For me, it’s absolutely not a conscious choice, and it hasn’t changed
depending on the level of stress I’ve been under, and I’ve tried all sorts of
things across living in three different places over the years...

I eventually found sleep science research that suggests that it is just
extremely difficult to go against your natural circadian rhythm. I guess the
problem for delayed people (and if I recall the statistics correctly, the
severity of my sleep cycle delay is such that it only affects something like
2-5% of adults, but I think more than 10 or 20 percent of adolescents) is that
anyone can be lazy and sleep in, but it’s far, far harder to go the other way
- so the majority of the population with a normal or early cycle can just go
to bed earlier and function normally waking up earlier, but it doesn’t work
for everyone.

------
misterbowfinger
original paper:

[https://www.nature.com/articles/s41598-018-23044-8](https://www.nature.com/articles/s41598-018-23044-8)

abstract:

Misalignments between endogenous circadian rhythms and the built environment
(i.e., social jet lag, SJL) result in learning and attention deficits.

Document structure recognition data

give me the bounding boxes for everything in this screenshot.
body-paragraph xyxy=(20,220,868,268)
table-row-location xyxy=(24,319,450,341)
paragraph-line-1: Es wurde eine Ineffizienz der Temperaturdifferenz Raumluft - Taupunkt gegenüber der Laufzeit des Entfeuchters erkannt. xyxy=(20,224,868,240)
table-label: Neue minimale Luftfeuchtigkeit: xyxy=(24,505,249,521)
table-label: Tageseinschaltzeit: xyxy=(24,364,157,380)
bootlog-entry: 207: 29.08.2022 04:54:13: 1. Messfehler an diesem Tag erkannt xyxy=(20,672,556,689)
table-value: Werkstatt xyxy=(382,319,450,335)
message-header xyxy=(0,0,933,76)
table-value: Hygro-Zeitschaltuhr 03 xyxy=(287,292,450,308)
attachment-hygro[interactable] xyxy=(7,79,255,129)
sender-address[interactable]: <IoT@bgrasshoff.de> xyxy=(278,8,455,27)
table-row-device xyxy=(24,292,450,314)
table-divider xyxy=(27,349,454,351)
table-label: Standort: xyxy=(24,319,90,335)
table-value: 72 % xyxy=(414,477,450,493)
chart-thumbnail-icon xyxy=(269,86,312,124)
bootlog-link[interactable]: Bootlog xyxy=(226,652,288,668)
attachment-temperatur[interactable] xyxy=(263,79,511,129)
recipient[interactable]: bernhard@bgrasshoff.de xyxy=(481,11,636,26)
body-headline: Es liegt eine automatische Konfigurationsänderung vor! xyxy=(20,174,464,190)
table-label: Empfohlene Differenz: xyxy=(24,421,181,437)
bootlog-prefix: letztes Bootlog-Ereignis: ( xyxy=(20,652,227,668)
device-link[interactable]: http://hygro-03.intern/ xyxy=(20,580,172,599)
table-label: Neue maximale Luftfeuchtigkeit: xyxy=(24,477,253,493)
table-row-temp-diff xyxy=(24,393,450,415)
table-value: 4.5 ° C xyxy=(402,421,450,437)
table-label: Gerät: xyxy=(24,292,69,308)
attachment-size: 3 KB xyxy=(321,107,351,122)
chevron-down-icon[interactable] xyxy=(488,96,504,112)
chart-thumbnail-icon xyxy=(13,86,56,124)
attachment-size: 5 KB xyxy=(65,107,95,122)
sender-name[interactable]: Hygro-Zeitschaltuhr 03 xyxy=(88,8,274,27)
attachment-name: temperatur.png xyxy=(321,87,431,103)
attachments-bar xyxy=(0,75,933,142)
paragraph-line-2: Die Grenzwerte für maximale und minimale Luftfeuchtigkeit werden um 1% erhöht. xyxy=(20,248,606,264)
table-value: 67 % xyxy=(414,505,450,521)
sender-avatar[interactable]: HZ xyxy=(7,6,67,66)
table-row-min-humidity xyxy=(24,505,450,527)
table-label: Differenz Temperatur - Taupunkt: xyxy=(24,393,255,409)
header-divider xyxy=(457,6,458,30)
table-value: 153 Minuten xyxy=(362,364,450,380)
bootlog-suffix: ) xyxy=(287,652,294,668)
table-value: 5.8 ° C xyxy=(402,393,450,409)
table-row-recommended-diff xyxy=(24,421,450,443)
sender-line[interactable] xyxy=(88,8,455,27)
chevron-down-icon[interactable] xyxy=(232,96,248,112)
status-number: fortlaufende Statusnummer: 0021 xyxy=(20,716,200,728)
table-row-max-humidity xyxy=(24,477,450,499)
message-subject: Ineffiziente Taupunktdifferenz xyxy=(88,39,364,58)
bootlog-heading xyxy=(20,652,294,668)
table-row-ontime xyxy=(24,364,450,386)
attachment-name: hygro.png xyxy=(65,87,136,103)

**Tasks**
A: For each statement about the sleep thread, answer yes or no based on the thread, and quote the words that decide it: (i) The writer calls their late sleeping a conscious choice. (ii) The writer thinks this degree of sleep delay affects a larger share of adolescents than of adults. (iii) The abstract says social jet lag leads to learning and attention deficits.
B: Extract word for word the part of the sleep thread that opens with the words containing "For me, it’s" and closes with "for everyone.".

**Exercise responses**
A:
(i) No: "For me, it’s absolutely not a conscious choice"
(ii) Yes: "it only affects something like 2-5% of adults, but I think more than 10 or 20 percent of adolescents"
(iii) Yes: "(i.e., social jet lag, SJL) result in learning and attention deficits"

B:
For me, it’s absolutely not a conscious choice, and it hasn’t changed
depending on the level of stress I’ve been under, and I’ve tried all sorts of
things across living in three different places over the years...

I eventually found sleep science research that suggests that it is just
extremely difficult to go against your natural circadian rhythm. I guess the
problem for delayed people (and if I recall the statistics correctly, the
severity of my sleep cycle delay is such that it only affects something like
2-5% of adults, but I think more than 10 or 20 percent of adolescents) is that
anyone can be lazy and sleep in, but it’s far, far harder to go the other way
- so the majority of the population with a normal or early cycle can just go
to bed earlier and function normally waking up earlier, but it doesn’t work
for everyone.